### Collection entries

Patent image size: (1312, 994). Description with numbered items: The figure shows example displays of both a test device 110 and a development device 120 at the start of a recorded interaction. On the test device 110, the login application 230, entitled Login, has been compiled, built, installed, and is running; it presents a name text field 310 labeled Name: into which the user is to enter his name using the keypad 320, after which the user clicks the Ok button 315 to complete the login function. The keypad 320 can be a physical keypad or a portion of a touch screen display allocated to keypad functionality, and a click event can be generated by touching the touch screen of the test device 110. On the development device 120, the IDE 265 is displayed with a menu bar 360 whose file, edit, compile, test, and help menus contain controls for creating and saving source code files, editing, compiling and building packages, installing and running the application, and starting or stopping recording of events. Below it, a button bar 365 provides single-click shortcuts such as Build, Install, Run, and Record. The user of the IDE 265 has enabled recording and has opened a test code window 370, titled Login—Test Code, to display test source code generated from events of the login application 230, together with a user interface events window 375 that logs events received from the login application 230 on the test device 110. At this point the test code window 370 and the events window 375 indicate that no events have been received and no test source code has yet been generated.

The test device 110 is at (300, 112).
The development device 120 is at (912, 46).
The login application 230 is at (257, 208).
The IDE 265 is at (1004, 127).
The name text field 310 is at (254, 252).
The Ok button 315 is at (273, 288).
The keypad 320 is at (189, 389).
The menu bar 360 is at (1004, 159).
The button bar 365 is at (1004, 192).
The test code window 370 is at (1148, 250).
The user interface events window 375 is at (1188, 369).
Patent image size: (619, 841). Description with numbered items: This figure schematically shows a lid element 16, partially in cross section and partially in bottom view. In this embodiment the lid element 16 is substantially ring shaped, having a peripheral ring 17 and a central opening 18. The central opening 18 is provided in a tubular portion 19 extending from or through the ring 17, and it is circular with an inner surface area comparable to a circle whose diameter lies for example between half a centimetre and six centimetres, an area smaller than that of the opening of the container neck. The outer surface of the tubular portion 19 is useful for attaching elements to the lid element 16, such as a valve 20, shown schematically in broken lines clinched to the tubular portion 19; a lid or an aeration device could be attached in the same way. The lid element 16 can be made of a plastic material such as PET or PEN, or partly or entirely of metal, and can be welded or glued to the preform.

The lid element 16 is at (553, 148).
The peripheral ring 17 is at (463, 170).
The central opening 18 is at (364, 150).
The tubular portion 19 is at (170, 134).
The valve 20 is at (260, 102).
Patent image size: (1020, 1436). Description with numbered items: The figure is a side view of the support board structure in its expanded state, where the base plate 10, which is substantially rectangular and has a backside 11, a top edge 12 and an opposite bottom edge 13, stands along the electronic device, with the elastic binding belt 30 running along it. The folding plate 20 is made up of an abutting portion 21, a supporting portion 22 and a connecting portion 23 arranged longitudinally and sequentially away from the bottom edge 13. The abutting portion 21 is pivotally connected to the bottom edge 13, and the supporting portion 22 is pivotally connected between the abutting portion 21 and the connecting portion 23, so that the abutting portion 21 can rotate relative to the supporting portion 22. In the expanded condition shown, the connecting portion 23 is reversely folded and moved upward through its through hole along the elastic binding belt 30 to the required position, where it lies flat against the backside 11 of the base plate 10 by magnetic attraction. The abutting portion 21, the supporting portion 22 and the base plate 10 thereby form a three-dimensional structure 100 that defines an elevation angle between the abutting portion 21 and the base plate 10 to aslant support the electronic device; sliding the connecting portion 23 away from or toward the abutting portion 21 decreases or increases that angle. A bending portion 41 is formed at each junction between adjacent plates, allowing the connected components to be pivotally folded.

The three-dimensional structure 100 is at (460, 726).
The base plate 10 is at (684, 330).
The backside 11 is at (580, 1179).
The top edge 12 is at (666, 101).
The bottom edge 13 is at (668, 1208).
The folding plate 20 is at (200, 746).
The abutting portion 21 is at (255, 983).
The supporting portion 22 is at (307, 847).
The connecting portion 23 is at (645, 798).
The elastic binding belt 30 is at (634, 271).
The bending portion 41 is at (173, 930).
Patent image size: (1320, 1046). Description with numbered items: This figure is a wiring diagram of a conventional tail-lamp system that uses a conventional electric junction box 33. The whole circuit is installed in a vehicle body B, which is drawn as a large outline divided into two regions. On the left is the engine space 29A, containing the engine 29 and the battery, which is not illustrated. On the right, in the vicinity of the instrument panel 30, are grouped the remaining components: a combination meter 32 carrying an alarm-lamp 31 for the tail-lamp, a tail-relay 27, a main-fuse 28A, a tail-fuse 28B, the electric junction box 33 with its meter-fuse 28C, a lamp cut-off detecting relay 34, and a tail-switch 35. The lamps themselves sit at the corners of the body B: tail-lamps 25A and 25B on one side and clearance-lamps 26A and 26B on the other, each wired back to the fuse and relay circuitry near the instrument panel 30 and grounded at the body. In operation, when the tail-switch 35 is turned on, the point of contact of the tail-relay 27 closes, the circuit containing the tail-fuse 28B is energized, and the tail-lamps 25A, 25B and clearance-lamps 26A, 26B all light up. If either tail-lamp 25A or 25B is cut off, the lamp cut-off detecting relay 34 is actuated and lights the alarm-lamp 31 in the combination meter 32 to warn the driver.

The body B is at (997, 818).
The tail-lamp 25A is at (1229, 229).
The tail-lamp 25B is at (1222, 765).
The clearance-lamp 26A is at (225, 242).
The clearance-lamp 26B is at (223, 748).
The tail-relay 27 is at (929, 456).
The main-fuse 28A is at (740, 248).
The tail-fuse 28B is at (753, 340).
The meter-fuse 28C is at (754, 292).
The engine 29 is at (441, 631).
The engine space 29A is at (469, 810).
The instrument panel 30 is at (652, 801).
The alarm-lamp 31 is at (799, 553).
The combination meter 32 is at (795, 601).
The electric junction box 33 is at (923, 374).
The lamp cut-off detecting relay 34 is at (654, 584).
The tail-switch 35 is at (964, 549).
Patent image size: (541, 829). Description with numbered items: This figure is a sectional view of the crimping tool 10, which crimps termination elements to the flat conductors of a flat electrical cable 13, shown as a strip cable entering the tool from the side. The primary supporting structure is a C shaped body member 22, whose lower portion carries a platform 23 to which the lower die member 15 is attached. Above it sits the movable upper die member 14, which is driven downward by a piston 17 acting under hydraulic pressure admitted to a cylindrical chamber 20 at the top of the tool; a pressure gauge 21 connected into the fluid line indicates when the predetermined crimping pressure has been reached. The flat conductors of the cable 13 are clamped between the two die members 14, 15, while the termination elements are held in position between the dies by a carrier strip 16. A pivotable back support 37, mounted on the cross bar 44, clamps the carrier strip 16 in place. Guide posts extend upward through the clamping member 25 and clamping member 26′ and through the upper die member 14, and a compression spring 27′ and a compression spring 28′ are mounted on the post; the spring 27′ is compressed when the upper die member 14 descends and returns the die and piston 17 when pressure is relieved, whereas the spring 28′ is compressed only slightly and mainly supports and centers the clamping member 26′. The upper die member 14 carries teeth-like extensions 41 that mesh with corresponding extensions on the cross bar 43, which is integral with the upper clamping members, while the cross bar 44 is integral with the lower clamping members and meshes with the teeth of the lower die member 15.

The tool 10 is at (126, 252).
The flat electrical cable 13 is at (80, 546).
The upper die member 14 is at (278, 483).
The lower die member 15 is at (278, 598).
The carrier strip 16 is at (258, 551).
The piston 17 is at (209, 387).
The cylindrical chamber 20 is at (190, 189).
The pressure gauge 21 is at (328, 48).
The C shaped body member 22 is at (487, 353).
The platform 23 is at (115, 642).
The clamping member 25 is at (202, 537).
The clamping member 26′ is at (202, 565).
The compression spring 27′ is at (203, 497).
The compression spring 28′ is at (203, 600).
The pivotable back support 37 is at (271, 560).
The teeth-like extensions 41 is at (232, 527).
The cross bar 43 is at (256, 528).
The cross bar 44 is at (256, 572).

### Set problem
Copy out the lines running from the one with "Patent image size: (541, 829)." to the one with "The teeth-like extensions", both included, keeping them as they stand.

### Task response
Patent image size: (541, 829). Description with numbered items: This figure is a sectional view of the crimping tool 10, which crimps termination elements to the flat conductors of a flat electrical cable 13, shown as a strip cable entering the tool from the side. The primary supporting structure is a C shaped body member 22, whose lower portion carries a platform 23 to which the lower die member 15 is attached. Above it sits the movable upper die member 14, which is driven downward by a piston 17 acting under hydraulic pressure admitted to a cylindrical chamber 20 at the top of the tool; a pressure gauge 21 connected into the fluid line indicates when the predetermined crimping pressure has been reached. The flat conductors of the cable 13 are clamped between the two die members 14, 15, while the termination elements are held in position between the dies by a carrier strip 16. A pivotable back support 37, mounted on the cross bar 44, clamps the carrier strip 16 in place. Guide posts extend upward through the clamping member 25 and clamping member 26′ and through the upper die member 14, and a compression spring 27′ and a compression spring 28′ are mounted on the post; the spring 27′ is compressed when the upper die member 14 descends and returns the die and piston 17 when pressure is relieved, whereas the spring 28′ is compressed only slightly and mainly supports and centers the clamping member 26′. The upper die member 14 carries teeth-like extensions 41 that mesh with corresponding extensions on the cross bar 43, which is integral with the upper clamping members, while the cross bar 44 is integral with the lower clamping members and meshes with the teeth of the lower die member 15.

The tool 10 is at (126, 252).
The flat electrical cable 13 is at (80, 546).
The upper die member 14 is at (278, 483).
The lower die member 15 is at (278, 598).
The carrier strip 16 is at (258, 551).
The piston 17 is at (209, 387).
The cylindrical chamber 20 is at (190, 189).
The pressure gauge 21 is at (328, 48).
The C shaped body member 22 is at (487, 353).
The platform 23 is at (115, 642).
The clamping member 25 is at (202, 537).
The clamping member 26′ is at (202, 565).
The compression spring 27′ is at (203, 497).
The compression spring 28′ is at (203, 600).
The pivotable back support 37 is at (271, 560).
The teeth-like extensions 41 is at (232, 527).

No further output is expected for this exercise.